Records -
# # # # #
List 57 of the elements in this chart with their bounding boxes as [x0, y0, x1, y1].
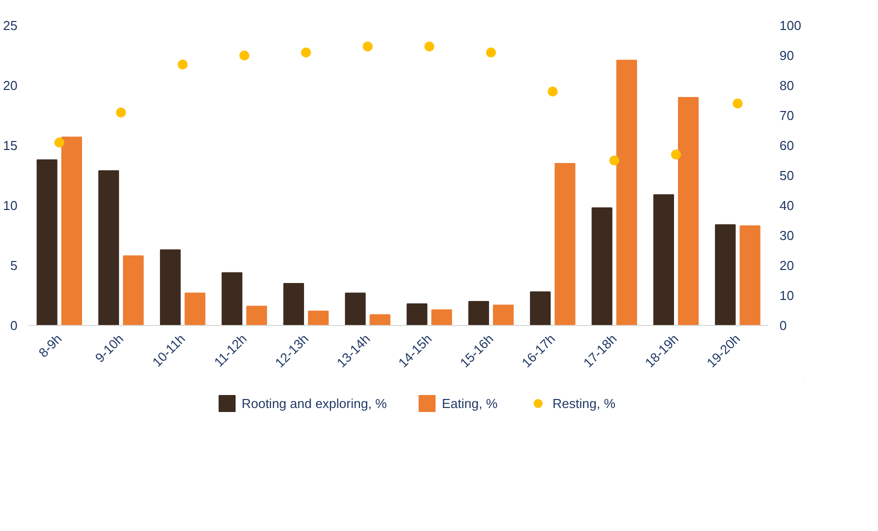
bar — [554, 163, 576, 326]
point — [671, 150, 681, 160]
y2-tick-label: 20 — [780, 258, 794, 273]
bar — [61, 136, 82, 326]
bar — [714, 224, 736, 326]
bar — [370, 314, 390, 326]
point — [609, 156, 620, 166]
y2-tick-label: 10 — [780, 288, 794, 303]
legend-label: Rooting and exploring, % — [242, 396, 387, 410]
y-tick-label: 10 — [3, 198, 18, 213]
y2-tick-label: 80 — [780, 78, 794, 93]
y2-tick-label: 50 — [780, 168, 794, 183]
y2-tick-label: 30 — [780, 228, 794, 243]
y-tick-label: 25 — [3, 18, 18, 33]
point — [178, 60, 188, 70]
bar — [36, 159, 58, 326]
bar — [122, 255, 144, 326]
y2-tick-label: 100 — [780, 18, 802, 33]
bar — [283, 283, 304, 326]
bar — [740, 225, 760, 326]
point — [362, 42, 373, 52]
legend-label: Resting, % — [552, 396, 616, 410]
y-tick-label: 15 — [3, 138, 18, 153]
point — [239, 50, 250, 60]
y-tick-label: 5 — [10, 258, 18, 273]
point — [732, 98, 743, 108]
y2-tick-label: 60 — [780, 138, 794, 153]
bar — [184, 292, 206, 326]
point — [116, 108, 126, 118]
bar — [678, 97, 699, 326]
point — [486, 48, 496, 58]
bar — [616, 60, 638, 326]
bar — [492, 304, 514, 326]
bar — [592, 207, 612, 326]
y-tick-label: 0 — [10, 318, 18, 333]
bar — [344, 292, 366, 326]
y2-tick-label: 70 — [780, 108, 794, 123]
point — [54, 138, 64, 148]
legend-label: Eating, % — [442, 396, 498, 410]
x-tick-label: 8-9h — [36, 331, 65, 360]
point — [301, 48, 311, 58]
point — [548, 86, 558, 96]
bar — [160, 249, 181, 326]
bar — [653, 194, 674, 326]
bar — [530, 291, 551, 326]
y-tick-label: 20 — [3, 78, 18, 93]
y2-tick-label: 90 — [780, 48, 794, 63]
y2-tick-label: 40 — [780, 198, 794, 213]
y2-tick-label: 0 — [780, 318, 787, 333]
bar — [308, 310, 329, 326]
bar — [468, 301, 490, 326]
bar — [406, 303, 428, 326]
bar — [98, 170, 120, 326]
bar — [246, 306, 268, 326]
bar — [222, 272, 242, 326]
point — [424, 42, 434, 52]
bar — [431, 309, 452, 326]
# # # # #
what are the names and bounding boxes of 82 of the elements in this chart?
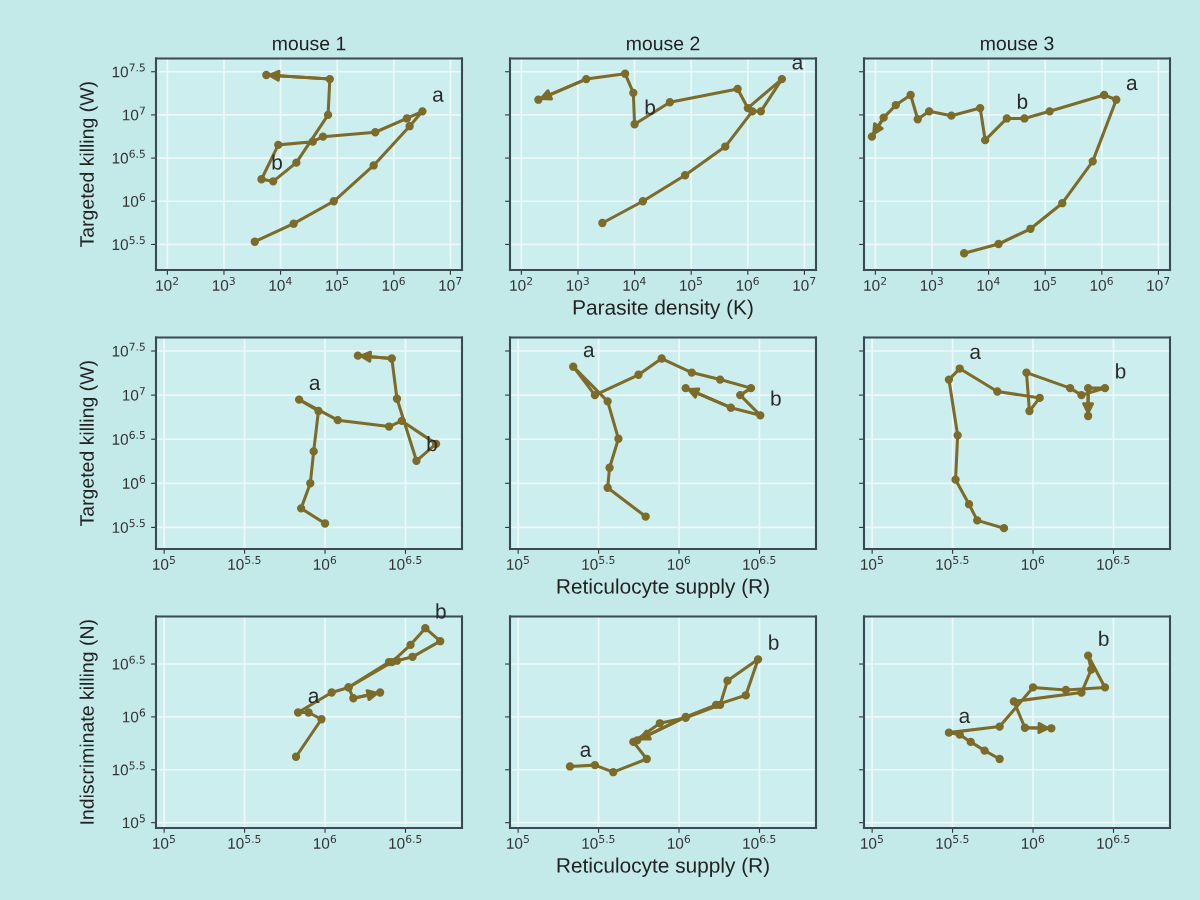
# # # # #
Do this - Pull out the lines of the items above, beginning with the line containing "List 57 of the" and running through the line containing "bar — [370, 314, 390, 326]", and reproduce them unchanged, leaving out the pictures.

Solution for this task -
List 57 of the elements in this chart with their bounding boxes as [x0, y0, x1, y1].
bar — [554, 163, 576, 326]
point — [671, 150, 681, 160]
y2-tick-label: 20 — [780, 258, 794, 273]
bar — [61, 136, 82, 326]
bar — [714, 224, 736, 326]
bar — [370, 314, 390, 326]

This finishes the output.